▶ _PROBLEM_
Extract all lines in the data that contain the word "economic".

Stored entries
>>

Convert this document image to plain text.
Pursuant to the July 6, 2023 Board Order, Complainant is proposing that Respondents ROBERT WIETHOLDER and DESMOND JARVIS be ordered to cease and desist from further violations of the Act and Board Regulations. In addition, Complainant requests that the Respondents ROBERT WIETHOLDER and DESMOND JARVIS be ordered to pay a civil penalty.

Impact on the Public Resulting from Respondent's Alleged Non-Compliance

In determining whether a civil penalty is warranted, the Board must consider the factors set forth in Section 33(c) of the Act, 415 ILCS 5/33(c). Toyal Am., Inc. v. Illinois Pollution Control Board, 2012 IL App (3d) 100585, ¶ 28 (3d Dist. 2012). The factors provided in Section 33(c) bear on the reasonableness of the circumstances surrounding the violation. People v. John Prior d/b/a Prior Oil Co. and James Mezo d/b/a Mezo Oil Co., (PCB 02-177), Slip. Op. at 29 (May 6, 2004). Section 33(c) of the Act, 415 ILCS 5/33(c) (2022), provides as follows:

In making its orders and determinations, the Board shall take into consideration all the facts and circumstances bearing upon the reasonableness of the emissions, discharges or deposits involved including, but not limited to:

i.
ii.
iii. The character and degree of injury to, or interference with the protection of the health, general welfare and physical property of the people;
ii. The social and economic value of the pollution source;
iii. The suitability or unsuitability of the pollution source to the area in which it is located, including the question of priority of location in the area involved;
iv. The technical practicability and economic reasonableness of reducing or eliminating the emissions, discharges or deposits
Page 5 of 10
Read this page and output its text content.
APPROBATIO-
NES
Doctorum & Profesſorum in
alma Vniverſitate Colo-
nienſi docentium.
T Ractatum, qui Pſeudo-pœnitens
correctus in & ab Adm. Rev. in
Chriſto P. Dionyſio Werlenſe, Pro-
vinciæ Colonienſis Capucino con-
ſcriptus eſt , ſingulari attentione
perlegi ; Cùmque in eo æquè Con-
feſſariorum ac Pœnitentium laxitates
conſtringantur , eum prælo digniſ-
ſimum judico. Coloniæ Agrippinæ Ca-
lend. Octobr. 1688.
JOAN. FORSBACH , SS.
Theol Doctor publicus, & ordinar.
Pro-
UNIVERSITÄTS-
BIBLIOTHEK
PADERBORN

<<

▶ _EXERCISE OUTPUT_
ii. The social and economic value of the pollution source;
iv. The technical practicability and economic reasonableness of reducing or eliminating the emissions, discharges or deposits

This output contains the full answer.